LESETEXT:
--------------------------------

Deutsche Waffenlieferungen an Israel – was gesagt wird und was stimmt

Merz will keine Waffen mehr nach Israel liefern, „die im Gazastreifen zum Einsatz kommen können“. Pistorius lässt sagen, es gebe schon seit Oktober 2023 keine Waffenlieferungen mehr an Israel. Die Zahlen des Bundeswirtschaftsministeriums sehen anders aus. Ein Überblick im Dickicht der unterschiedlichen Aussagen.
Wie belastet ist jetzt das Verhältnis der beiden Regierungen? (Archivbild)
Deutschland ist der zweitgrößte Waffenlieferant an Israel. (Archivbild)Foto: Jens Kalaene/dpa-Zentralbild/dpa
Von 12. August 2025

In Kürze

  • Deutschland ist nach den USA der zweitgrößte Waffenlieferant an Israel.
  • Die Bundeswehr hat seit dem 7. Oktober 2023 keine Waffen mehr an Israel geliefert, Deutschland schon.
  • Im Zeitraum vom 7. Oktober 2023 bis 13. Mai 2025 wurden Genehmigungen für den Export von Rüstungsgütern nach Israel im Gesamtwert von 485.103.796 Euro erteilt.

--------------------------------

AUSGEWÄHLTE ZEILEN:
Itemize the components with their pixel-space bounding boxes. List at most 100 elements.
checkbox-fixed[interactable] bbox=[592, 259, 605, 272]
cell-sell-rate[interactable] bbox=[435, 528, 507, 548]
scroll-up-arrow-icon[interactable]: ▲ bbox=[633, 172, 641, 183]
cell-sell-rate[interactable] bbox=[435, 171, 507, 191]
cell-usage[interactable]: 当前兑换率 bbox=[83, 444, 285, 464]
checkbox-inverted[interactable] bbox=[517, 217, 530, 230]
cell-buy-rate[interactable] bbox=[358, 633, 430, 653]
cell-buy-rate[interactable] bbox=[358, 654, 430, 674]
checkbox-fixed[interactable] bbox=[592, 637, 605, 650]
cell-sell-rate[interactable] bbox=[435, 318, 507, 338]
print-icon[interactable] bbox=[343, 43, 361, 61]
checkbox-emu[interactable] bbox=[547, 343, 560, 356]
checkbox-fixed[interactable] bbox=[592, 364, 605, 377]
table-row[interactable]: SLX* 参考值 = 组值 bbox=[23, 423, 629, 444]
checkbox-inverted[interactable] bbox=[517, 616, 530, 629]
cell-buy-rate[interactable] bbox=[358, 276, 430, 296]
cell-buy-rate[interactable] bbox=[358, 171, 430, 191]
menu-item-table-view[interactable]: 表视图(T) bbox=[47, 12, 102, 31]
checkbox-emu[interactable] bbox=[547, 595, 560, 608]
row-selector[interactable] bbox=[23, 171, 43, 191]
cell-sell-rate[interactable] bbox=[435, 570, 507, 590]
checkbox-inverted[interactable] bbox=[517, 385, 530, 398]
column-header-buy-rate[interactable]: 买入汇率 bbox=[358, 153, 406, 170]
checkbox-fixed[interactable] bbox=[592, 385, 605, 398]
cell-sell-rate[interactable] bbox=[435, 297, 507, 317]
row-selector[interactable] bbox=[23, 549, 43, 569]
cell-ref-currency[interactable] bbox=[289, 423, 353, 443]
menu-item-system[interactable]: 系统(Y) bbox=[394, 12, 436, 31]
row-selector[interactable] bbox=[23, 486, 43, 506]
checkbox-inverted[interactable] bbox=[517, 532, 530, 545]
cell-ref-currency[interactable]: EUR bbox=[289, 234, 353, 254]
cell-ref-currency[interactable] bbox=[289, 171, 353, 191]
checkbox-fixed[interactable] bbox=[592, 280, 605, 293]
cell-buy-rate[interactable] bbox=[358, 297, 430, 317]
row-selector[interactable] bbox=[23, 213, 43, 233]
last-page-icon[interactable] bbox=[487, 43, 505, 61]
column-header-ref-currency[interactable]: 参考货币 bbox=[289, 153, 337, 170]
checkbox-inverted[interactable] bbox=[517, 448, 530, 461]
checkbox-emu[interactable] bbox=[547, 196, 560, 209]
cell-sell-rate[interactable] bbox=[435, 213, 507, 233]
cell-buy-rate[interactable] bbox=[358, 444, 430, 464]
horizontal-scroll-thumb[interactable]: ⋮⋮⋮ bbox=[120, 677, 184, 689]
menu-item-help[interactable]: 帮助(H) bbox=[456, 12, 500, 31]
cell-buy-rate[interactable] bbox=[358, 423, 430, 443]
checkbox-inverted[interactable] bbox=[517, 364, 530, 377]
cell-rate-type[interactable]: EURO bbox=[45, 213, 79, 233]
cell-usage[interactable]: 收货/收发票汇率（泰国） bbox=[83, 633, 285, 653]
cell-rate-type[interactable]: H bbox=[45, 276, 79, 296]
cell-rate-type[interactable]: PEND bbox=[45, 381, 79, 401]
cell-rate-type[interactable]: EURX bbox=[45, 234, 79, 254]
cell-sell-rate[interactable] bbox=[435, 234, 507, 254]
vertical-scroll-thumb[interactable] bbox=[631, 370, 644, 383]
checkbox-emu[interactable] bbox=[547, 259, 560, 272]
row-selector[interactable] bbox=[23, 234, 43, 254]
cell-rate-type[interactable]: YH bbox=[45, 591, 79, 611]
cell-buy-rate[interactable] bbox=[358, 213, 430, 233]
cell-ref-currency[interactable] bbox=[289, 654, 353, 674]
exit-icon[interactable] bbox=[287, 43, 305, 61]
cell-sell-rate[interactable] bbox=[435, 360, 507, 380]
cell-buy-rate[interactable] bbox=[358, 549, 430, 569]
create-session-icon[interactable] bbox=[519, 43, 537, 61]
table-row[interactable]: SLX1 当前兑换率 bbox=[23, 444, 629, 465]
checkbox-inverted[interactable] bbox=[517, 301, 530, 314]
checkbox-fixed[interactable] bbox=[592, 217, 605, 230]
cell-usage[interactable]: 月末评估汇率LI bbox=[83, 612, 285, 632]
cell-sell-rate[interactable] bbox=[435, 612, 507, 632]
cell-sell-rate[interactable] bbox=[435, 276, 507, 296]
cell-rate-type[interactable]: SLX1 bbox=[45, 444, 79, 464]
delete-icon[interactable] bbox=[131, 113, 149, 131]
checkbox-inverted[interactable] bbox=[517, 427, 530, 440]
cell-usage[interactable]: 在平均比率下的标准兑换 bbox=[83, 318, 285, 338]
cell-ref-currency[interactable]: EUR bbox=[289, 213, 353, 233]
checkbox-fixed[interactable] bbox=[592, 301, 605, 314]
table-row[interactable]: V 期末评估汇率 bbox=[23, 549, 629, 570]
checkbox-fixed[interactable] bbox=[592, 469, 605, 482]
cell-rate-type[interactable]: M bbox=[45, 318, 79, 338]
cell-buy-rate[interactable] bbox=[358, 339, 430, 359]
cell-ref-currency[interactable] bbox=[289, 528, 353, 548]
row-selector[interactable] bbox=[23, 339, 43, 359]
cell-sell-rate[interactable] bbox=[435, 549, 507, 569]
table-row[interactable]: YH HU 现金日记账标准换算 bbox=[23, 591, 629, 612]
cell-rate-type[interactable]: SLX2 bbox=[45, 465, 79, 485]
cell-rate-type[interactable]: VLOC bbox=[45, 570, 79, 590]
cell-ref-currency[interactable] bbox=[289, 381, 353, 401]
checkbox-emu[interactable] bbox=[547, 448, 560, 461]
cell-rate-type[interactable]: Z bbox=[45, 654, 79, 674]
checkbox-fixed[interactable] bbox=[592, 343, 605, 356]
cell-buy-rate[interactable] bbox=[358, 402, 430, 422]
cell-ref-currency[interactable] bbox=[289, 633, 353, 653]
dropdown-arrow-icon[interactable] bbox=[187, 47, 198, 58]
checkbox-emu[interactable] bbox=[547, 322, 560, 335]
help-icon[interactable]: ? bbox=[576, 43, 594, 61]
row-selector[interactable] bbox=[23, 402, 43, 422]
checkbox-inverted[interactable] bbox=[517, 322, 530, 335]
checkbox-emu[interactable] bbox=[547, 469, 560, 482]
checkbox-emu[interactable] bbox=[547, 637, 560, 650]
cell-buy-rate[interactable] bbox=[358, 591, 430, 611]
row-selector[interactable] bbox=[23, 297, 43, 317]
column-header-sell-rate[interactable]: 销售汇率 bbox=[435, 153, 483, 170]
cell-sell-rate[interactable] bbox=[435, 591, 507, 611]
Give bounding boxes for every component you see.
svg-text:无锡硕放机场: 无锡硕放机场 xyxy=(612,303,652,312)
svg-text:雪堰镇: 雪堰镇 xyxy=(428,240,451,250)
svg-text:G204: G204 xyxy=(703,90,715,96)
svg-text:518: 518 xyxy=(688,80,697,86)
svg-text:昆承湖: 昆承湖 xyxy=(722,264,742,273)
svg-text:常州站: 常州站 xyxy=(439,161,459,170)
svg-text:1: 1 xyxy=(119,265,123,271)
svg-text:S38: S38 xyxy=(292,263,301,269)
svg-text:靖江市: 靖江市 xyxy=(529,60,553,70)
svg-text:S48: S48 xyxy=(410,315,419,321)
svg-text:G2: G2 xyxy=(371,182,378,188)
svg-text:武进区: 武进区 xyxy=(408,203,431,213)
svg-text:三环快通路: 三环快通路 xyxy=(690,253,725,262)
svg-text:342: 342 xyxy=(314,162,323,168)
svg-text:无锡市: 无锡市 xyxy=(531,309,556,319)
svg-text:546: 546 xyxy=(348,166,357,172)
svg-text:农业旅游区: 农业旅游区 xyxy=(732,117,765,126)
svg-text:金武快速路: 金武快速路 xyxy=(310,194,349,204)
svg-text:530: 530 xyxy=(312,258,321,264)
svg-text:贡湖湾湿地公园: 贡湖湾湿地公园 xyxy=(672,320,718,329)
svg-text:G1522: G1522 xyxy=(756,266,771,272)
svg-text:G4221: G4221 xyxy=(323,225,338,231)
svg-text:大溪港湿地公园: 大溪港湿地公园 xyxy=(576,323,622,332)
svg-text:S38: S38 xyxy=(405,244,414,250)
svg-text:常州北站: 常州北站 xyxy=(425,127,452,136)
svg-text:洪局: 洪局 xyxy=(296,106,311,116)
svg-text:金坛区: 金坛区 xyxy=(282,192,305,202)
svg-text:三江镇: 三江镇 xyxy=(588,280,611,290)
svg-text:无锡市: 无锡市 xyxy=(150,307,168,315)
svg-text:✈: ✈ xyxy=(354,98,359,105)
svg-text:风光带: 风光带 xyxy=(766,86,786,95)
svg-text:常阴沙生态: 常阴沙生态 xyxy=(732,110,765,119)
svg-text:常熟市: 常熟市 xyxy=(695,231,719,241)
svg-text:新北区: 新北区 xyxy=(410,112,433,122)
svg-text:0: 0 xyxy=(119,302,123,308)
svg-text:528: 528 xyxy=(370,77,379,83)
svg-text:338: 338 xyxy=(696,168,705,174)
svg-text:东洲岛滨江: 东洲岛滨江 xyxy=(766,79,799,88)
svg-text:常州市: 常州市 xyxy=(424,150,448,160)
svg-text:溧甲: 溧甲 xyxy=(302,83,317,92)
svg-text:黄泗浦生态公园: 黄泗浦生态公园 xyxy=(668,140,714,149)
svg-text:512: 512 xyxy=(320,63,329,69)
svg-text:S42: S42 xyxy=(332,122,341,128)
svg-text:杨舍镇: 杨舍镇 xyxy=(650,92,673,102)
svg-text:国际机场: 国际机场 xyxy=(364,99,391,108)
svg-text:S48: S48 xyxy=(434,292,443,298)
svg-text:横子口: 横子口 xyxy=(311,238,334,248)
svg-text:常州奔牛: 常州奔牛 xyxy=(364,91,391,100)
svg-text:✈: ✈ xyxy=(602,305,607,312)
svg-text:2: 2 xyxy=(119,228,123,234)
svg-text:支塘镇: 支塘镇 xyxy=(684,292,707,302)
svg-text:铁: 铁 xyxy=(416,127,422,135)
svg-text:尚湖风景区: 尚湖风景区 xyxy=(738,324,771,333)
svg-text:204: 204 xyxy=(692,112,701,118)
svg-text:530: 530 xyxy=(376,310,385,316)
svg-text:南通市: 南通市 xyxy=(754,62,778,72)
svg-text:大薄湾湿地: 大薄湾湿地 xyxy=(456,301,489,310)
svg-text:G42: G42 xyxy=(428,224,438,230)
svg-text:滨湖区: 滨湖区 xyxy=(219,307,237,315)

--------------------------------

Führe den Lesetext über deutsche Waffenlieferungen an Israel im Anschluss an den letzten Stichpunkt fort. Die Zeilen werden für die Bearbeitung nicht benötigt.

SCHRIFTLICHE ANTWORT:
„Was Lieferungen an Israel angeht, kann ich nur für die Bundeswehr sprechen“, sagte am 11. August in der Bundespressekonferenz ein Sprecher des Bundesverteidigungsministeriums. Er fuhr fort: „In diesem Zusammenhang kann ich darauf verweisen, was Minister Pistorius (SPD) am 18. Dezember gesagt hat. Zusammengefasst: Die Bundeswehr habe seit 7. Oktober 2023 keine Waffen- oder Munitionslieferungen mehr an Israel durchgeführt und daran habe sich auch nichts geändert.“

Bundesregierung hat mehrere Waffenlieferketten

Auf Nachfrage des Autors, in welchem Zusammenhang Pistorius dies geäußert habe, verwies der Sprecher des Verteidigungsministeriums auf eine Befragung im Bundestag am 18. Dezember 2024. Dort wollte der CSU-Bundestagsabgeordnete Florian Hahn zum Thema „Waffen für Israel und Lage in Syrien“ vom Verteidigungsminister Pistorius erfahren, wie viele Waffen und Munition aus dessen Geschäftsbereich an Israel geliefert worden seien. Der Minister antwortete damals, „aus seinem Geschäftsbereich“ sei „nichts an Israel geliefert worden“. Entscheidend ist hier die Formulierung „aus seinem Geschäftsbereich“. Das heißt, so wie es auch der Sprecher betonte: Die Bundeswehr hat keine Waffen geliefert.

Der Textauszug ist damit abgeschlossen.